Task statement: Return a copy of every line in the records that includes the word "screenshot".

Collected data:
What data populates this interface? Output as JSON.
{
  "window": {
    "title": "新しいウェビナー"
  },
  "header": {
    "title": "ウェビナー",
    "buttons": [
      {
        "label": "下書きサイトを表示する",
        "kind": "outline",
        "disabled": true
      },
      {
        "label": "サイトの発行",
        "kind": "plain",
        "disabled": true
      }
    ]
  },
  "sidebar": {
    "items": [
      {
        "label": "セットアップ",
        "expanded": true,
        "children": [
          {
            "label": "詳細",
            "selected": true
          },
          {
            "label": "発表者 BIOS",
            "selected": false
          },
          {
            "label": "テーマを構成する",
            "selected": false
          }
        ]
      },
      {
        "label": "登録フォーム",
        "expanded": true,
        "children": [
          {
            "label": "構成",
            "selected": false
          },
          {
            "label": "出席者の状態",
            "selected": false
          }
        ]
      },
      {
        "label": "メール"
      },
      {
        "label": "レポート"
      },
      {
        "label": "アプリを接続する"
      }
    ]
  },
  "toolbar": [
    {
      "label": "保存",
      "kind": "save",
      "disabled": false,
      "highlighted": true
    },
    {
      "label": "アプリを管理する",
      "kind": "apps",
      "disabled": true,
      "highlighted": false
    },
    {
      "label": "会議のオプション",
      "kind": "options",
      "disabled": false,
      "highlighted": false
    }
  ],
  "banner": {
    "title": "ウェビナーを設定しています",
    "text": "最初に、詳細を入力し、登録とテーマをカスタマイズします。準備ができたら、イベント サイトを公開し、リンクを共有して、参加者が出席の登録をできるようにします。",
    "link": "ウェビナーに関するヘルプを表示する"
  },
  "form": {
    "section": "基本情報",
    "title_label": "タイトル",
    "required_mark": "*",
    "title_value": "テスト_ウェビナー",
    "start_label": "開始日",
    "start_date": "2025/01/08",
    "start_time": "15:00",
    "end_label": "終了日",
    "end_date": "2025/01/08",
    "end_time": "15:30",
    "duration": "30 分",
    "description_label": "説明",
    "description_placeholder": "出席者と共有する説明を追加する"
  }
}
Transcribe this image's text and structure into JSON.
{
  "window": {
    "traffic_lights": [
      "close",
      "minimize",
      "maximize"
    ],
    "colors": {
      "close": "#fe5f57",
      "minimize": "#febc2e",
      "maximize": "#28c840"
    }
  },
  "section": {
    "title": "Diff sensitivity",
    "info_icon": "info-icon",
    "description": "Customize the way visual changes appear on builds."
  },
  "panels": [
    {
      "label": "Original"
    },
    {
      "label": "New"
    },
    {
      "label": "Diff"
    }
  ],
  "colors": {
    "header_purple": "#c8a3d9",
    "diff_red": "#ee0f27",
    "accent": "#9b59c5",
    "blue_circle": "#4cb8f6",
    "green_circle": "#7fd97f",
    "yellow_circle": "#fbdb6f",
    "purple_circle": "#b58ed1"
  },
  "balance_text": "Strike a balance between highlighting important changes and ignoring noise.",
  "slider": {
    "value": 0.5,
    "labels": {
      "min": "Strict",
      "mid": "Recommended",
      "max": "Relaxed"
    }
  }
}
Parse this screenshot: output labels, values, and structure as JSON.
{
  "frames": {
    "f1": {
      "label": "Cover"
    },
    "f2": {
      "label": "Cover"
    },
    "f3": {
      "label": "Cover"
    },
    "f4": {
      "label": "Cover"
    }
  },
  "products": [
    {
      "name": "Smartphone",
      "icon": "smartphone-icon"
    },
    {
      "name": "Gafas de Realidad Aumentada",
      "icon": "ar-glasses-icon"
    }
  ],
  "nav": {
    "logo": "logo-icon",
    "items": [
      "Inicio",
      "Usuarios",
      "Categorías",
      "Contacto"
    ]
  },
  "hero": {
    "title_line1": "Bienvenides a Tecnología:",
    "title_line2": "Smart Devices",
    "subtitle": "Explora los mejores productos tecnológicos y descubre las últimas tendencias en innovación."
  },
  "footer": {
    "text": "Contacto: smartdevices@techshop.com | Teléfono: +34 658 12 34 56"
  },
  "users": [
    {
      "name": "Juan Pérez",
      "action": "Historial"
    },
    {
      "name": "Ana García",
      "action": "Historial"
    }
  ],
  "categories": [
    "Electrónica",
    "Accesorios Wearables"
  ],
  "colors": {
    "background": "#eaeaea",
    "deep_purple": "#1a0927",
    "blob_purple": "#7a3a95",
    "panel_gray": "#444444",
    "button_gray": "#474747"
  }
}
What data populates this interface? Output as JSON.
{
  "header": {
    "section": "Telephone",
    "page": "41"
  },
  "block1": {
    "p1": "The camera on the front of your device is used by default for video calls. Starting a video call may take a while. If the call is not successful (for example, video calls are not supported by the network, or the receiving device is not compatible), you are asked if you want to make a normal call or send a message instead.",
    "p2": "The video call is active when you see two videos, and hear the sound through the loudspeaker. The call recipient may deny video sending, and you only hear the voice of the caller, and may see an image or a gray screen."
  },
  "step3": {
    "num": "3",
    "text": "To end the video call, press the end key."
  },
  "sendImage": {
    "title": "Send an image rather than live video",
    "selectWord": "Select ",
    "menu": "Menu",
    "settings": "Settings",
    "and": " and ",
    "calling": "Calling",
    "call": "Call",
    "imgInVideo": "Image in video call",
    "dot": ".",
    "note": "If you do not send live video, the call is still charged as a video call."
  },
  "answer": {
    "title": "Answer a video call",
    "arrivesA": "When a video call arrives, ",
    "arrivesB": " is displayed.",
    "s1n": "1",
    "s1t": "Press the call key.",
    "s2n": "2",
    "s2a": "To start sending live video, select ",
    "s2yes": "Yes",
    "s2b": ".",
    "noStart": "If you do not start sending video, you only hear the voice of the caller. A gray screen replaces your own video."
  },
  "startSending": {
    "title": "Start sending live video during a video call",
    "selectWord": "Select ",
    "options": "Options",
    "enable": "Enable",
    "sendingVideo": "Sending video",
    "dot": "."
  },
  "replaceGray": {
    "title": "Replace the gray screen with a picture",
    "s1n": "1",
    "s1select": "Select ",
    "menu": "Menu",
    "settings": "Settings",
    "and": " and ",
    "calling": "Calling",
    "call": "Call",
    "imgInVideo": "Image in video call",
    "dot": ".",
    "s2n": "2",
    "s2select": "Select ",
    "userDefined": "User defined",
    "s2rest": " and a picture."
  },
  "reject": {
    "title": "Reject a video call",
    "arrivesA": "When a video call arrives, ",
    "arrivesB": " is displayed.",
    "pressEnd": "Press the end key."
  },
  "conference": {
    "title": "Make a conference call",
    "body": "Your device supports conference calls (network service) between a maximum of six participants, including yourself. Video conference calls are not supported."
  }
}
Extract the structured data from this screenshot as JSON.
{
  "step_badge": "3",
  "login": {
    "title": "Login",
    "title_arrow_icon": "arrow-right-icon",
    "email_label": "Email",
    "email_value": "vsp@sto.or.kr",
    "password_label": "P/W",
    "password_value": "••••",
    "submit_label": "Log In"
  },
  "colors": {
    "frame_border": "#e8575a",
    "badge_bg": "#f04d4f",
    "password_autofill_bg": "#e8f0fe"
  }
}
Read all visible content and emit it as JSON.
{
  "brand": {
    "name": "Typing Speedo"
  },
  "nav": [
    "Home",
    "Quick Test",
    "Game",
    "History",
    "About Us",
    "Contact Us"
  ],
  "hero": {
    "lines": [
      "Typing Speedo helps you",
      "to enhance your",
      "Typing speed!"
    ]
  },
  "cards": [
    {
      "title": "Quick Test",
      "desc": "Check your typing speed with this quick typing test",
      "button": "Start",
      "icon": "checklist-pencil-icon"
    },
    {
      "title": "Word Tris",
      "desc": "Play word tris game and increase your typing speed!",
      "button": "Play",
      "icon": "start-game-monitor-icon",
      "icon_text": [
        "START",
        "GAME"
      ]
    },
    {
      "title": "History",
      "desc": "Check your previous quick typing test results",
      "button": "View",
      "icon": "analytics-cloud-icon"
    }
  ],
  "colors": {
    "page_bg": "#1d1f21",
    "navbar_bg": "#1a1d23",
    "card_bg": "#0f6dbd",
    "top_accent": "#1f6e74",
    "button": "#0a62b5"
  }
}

Answer for the task:
Parse this screenshot: output labels, values, and structure as JSON.
Extract the structured data from this screenshot as JSON.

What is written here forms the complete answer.